Aim – Express each line of the data as a string in a JSON list, one string per line, with blank lines omitted.

[Coordinate annotation data]
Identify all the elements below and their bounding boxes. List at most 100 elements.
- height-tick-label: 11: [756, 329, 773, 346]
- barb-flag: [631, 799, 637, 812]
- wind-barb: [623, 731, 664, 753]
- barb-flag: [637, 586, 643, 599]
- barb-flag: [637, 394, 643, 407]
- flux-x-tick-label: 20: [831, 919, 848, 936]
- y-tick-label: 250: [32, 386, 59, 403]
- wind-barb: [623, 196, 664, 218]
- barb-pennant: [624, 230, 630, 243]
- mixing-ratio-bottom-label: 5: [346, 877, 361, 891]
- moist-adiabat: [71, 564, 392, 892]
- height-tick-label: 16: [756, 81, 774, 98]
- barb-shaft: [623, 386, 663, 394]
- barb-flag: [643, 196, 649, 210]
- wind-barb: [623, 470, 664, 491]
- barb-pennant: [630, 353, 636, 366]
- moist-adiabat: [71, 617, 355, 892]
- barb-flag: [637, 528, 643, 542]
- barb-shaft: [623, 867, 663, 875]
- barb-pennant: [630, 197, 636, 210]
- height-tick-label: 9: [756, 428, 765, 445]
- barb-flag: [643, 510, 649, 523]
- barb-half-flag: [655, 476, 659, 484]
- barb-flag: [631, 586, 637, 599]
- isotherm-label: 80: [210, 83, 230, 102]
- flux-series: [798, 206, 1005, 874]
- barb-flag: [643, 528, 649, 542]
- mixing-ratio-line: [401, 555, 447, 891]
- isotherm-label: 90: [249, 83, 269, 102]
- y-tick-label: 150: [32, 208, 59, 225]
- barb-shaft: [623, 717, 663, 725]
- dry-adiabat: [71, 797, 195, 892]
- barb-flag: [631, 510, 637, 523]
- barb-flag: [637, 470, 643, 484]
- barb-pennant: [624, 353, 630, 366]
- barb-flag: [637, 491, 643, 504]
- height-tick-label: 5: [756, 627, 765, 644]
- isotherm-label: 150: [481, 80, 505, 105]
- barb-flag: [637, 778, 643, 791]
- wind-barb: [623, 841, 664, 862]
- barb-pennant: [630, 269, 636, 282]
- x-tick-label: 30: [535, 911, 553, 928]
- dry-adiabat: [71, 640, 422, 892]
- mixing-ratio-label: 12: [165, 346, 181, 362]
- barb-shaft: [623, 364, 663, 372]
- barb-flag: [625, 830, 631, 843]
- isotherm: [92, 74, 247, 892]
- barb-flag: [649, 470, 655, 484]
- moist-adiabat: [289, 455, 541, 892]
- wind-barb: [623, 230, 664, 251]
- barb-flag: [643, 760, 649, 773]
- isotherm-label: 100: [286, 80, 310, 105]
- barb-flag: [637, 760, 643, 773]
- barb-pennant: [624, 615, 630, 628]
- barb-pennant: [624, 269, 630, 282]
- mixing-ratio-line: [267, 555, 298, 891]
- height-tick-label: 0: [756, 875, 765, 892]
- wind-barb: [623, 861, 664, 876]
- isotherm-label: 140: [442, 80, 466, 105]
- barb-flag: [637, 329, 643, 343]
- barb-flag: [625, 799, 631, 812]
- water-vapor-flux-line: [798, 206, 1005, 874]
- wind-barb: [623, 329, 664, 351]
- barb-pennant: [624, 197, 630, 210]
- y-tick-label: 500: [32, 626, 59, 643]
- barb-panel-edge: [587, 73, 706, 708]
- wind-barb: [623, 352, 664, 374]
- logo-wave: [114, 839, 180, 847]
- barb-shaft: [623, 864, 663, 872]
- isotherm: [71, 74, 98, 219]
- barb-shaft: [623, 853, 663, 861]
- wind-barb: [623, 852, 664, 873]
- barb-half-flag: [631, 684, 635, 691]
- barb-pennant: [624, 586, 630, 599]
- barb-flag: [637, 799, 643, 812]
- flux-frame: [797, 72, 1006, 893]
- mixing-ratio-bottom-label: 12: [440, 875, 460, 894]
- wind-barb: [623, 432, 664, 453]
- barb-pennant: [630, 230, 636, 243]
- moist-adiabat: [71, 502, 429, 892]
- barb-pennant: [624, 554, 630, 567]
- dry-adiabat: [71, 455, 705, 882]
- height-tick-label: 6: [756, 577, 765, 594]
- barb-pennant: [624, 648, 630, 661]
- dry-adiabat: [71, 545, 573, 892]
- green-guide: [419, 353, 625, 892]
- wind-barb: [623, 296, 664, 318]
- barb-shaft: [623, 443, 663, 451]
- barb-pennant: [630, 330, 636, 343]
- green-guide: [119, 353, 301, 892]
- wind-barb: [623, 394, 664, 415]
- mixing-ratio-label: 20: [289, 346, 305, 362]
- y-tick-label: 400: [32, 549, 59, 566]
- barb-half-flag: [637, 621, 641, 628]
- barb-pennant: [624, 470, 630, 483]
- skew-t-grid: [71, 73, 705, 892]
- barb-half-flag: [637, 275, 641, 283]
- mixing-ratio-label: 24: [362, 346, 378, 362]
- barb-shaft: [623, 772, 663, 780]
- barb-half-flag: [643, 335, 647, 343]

Task solution –
[
  "Identify all the elements below and their bounding boxes. List at most 100 elements.",
  "- height-tick-label: 11: [756, 329, 773, 346]",
  "- barb-flag: [631, 799, 637, 812]",
  "- wind-barb: [623, 731, 664, 753]",
  "- barb-flag: [637, 586, 643, 599]",
  "- barb-flag: [637, 394, 643, 407]",
  "- flux-x-tick-label: 20: [831, 919, 848, 936]",
  "- y-tick-label: 250: [32, 386, 59, 403]",
  "- wind-barb: [623, 196, 664, 218]",
  "- barb-pennant: [624, 230, 630, 243]",
  "- mixing-ratio-bottom-label: 5: [346, 877, 361, 891]",
  "- moist-adiabat: [71, 564, 392, 892]",
  "- height-tick-label: 16: [756, 81, 774, 98]",
  "- barb-shaft: [623, 386, 663, 394]",
  "- barb-flag: [643, 196, 649, 210]",
  "- wind-barb: [623, 470, 664, 491]",
  "- barb-pennant: [630, 353, 636, 366]",
  "- moist-adiabat: [71, 617, 355, 892]",
  "- barb-flag: [637, 528, 643, 542]",
  "- barb-shaft: [623, 867, 663, 875]",
  "- barb-pennant: [630, 197, 636, 210]",
  "- height-tick-label: 9: [756, 428, 765, 445]",
  "- barb-flag: [643, 510, 649, 523]",
  "- barb-half-flag: [655, 476, 659, 484]",
  "- barb-flag: [631, 586, 637, 599]",
  "- isotherm-label: 80: [210, 83, 230, 102]",
  "- flux-series: [798, 206, 1005, 874]",
  "- barb-flag: [643, 528, 649, 542]",
  "- mixing-ratio-line: [401, 555, 447, 891]",
  "- isotherm-label: 90: [249, 83, 269, 102]",
  "- y-tick-label: 150: [32, 208, 59, 225]",
  "- barb-shaft: [623, 717, 663, 725]",
  "- dry-adiabat: [71, 797, 195, 892]",
  "- barb-flag: [631, 510, 637, 523]",
  "- barb-flag: [637, 470, 643, 484]",
  "- barb-pennant: [624, 353, 630, 366]",
  "- barb-flag: [637, 491, 643, 504]",
  "- height-tick-label: 5: [756, 627, 765, 644]",
  "- isotherm-label: 150: [481, 80, 505, 105]",
  "- barb-flag: [637, 778, 643, 791]",
  "- wind-barb: [623, 841, 664, 862]",
  "- barb-pennant: [630, 269, 636, 282]",
  "- x-tick-label: 30: [535, 911, 553, 928]",
  "- dry-adiabat: [71, 640, 422, 892]",
  "- mixing-ratio-label: 12: [165, 346, 181, 362]",
  "- barb-shaft: [623, 364, 663, 372]",
  "- barb-flag: [625, 830, 631, 843]",
  "- isotherm: [92, 74, 247, 892]",
  "- barb-flag: [649, 470, 655, 484]",
  "- moist-adiabat: [289, 455, 541, 892]",
  "- wind-barb: [623, 230, 664, 251]",
  "- barb-flag: [643, 760, 649, 773]",
  "- isotherm-label: 100: [286, 80, 310, 105]",
  "- barb-flag: [637, 760, 643, 773]",
  "- barb-pennant: [624, 615, 630, 628]",
  "- barb-pennant: [624, 269, 630, 282]",
  "- mixing-ratio-line: [267, 555, 298, 891]",
  "- height-tick-label: 0: [756, 875, 765, 892]",
  "- wind-barb: [623, 861, 664, 876]",
  "- isotherm-label: 140: [442, 80, 466, 105]",
  "- barb-flag: [637, 329, 643, 343]",
  "- barb-flag: [625, 799, 631, 812]",
  "- water-vapor-flux-line: [798, 206, 1005, 874]",
  "- wind-barb: [623, 329, 664, 351]",
  "- barb-pennant: [624, 197, 630, 210]",
  "- y-tick-label: 500: [32, 626, 59, 643]",
  "- barb-panel-edge: [587, 73, 706, 708]",
  "- wind-barb: [623, 352, 664, 374]",
  "- logo-wave: [114, 839, 180, 847]",
  "- barb-shaft: [623, 864, 663, 872]",
  "- isotherm: [71, 74, 98, 219]",
  "- barb-shaft: [623, 853, 663, 861]",
  "- wind-barb: [623, 852, 664, 873]",
  "- barb-half-flag: [631, 684, 635, 691]",
  "- barb-pennant: [624, 586, 630, 599]",
  "- barb-flag: [637, 799, 643, 812]",
  "- flux-frame: [797, 72, 1006, 893]",
  "- mixing-ratio-bottom-label: 12: [440, 875, 460, 894]",
  "- wind-barb: [623, 432, 664, 453]",
  "- barb-pennant: [630, 230, 636, 243]",
  "- moist-adiabat: [71, 502, 429, 892]",
  "- barb-pennant: [624, 554, 630, 567]",
  "- dry-adiabat: [71, 455, 705, 882]",
  "- height-tick-label: 6: [756, 577, 765, 594]",
  "- barb-pennant: [624, 648, 630, 661]",
  "- dry-adiabat: [71, 545, 573, 892]",
  "- green-guide: [419, 353, 625, 892]",
  "- wind-barb: [623, 296, 664, 318]",
  "- barb-shaft: [623, 443, 663, 451]",
  "- barb-pennant: [630, 330, 636, 343]",
  "- green-guide: [119, 353, 301, 892]",
  "- wind-barb: [623, 394, 664, 415]",
  "- mixing-ratio-label: 20: [289, 346, 305, 362]",
  "- y-tick-label: 400: [32, 549, 59, 566]",
  "- barb-half-flag: [637, 621, 641, 628]",
  "- barb-pennant: [624, 470, 630, 483]",
  "- skew-t-grid: [71, 73, 705, 892]",
  "- barb-half-flag: [637, 275, 641, 283]",
  "- mixing-ratio-label: 24: [362, 346, 378, 362]",
  "- barb-shaft: [623, 772, 663, 780]",
  "- barb-half-flag: [643, 335, 647, 343]"
]